— start —

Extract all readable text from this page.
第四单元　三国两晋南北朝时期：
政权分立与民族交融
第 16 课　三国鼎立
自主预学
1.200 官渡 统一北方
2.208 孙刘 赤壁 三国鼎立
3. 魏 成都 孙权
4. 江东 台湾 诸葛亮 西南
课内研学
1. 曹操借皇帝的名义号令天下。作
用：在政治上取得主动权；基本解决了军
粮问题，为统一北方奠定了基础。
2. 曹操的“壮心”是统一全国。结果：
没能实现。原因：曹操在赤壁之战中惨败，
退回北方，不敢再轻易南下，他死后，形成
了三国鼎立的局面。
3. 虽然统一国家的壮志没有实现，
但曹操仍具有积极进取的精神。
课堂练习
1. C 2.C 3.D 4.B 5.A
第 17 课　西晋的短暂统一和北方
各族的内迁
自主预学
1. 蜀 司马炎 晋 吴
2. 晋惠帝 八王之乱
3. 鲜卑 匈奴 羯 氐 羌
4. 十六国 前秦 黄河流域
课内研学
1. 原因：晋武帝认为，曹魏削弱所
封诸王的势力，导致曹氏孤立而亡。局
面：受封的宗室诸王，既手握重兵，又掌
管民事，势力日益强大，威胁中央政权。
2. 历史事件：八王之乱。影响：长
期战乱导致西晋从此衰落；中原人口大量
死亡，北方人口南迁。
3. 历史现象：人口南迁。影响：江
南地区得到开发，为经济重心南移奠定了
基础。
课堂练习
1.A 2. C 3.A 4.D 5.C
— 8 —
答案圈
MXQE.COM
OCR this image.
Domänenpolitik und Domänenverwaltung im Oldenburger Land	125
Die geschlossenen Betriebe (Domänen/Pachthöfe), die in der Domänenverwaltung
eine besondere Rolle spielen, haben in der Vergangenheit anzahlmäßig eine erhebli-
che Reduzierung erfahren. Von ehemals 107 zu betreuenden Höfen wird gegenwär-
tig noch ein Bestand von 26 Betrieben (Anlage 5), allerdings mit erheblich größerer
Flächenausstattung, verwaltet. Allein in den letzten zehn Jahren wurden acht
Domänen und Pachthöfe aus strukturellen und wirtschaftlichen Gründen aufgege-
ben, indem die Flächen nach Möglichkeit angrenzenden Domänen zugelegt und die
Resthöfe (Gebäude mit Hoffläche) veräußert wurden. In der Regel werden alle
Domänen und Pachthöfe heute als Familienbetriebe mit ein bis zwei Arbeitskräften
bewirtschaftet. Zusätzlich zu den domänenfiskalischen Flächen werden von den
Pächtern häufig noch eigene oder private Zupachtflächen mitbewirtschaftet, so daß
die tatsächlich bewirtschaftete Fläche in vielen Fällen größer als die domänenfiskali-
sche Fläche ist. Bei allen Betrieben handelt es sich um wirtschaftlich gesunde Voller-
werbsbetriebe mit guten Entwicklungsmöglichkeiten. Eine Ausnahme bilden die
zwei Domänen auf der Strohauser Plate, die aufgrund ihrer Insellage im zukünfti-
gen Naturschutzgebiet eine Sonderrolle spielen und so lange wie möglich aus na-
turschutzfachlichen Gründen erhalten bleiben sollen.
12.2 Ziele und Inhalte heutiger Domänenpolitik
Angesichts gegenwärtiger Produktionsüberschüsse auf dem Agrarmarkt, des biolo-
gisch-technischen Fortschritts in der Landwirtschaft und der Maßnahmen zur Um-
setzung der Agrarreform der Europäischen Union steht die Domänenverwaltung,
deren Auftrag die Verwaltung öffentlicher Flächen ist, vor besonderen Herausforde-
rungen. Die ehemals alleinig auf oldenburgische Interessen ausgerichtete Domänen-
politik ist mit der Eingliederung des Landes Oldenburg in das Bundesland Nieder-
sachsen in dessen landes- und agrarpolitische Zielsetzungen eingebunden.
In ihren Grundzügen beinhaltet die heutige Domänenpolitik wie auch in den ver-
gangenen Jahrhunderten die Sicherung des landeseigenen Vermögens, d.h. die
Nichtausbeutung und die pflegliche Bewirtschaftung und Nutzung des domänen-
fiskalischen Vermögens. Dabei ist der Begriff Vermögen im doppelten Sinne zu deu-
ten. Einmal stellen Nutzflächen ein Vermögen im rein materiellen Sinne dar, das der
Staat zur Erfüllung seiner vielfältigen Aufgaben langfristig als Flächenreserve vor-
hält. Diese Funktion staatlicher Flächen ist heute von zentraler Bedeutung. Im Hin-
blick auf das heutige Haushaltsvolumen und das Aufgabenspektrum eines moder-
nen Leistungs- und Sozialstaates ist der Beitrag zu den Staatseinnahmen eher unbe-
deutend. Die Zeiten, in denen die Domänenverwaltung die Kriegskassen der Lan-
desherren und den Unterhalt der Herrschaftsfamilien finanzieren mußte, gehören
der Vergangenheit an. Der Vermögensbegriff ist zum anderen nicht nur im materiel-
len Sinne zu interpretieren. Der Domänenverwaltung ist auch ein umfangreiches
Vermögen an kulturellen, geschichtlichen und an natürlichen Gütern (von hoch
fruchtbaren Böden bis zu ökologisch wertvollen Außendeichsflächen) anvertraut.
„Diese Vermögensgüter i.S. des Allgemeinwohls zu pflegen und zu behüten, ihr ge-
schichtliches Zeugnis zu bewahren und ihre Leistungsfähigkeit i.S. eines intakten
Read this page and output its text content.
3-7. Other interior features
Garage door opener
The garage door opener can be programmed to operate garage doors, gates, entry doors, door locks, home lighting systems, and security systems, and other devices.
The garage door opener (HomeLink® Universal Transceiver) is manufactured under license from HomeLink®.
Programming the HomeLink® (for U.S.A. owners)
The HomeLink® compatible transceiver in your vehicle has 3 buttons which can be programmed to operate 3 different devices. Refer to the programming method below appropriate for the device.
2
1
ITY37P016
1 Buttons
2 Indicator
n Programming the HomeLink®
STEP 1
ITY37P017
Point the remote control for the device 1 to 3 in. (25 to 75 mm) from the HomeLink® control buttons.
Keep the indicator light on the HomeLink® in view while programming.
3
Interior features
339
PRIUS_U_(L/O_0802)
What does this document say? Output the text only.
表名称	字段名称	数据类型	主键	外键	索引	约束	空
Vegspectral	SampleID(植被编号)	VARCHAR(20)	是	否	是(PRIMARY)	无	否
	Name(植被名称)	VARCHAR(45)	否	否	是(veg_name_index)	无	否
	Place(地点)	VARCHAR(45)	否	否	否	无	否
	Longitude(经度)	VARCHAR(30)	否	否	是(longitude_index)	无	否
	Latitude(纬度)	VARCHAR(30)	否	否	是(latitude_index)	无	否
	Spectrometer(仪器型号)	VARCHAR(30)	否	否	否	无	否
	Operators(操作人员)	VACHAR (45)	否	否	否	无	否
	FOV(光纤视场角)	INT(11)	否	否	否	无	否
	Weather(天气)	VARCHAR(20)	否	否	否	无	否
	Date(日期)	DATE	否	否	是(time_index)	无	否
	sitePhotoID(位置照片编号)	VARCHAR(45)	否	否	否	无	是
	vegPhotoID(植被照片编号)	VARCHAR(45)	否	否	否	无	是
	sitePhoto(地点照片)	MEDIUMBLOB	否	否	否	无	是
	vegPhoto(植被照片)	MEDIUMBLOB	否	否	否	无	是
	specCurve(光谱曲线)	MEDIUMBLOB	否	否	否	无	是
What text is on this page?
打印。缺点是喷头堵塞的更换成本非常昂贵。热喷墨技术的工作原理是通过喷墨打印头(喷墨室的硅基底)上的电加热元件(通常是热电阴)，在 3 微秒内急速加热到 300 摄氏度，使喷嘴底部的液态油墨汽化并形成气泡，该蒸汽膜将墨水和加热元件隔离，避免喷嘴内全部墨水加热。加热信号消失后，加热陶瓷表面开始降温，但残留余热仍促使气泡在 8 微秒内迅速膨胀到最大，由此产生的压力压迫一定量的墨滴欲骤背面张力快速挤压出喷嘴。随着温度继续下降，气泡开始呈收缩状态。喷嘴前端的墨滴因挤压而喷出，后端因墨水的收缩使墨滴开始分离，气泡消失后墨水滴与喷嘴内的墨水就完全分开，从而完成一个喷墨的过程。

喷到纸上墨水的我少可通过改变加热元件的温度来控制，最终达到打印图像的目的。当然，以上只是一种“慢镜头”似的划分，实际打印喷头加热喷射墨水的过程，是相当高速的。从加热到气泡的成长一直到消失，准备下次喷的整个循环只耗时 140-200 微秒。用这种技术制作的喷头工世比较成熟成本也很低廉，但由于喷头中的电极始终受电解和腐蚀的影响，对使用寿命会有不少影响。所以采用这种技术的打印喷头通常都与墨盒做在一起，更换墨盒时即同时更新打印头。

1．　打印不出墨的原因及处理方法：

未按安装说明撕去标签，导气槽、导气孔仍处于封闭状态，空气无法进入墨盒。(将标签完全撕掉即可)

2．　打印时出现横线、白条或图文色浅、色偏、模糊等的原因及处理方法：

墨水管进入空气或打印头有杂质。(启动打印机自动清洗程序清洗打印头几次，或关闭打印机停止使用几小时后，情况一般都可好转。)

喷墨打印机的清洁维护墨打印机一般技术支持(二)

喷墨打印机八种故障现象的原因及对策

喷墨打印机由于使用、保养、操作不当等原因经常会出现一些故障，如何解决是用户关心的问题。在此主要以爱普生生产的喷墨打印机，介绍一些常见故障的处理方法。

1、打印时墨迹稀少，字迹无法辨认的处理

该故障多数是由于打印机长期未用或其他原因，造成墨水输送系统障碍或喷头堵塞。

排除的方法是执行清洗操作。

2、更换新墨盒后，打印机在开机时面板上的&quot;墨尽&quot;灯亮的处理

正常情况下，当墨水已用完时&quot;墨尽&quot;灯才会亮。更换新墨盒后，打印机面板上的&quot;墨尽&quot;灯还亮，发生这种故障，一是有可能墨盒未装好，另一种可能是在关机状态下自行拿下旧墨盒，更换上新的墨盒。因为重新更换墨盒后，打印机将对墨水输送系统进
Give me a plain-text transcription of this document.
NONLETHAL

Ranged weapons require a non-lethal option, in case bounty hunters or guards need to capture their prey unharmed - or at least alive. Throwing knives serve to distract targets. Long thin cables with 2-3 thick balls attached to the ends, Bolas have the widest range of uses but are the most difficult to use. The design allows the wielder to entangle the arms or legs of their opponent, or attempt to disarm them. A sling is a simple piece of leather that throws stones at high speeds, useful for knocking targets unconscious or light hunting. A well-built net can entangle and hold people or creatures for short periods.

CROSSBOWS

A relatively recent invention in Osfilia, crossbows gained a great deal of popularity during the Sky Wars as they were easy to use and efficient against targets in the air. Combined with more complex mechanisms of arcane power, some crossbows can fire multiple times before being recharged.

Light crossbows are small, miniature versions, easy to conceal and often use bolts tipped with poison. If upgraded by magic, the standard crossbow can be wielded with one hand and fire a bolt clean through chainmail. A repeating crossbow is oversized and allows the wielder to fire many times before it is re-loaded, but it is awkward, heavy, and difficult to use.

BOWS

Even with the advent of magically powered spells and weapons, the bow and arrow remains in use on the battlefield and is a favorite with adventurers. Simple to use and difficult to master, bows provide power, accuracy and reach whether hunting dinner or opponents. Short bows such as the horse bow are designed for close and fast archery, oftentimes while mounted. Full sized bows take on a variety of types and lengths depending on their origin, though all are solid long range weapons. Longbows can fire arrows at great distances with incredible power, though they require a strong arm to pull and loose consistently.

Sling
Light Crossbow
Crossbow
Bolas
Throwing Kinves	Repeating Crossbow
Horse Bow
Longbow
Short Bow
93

— end —

From the listing above, pick out each line where the word "ehemals" appears.

### Output below
che Reduzierung erfahren. Von ehemals 107 zu betreuenden Höfen wird gegenwär-
rungen. Die ehemals alleinig auf oldenburgische Interessen ausgerichtete Domänen-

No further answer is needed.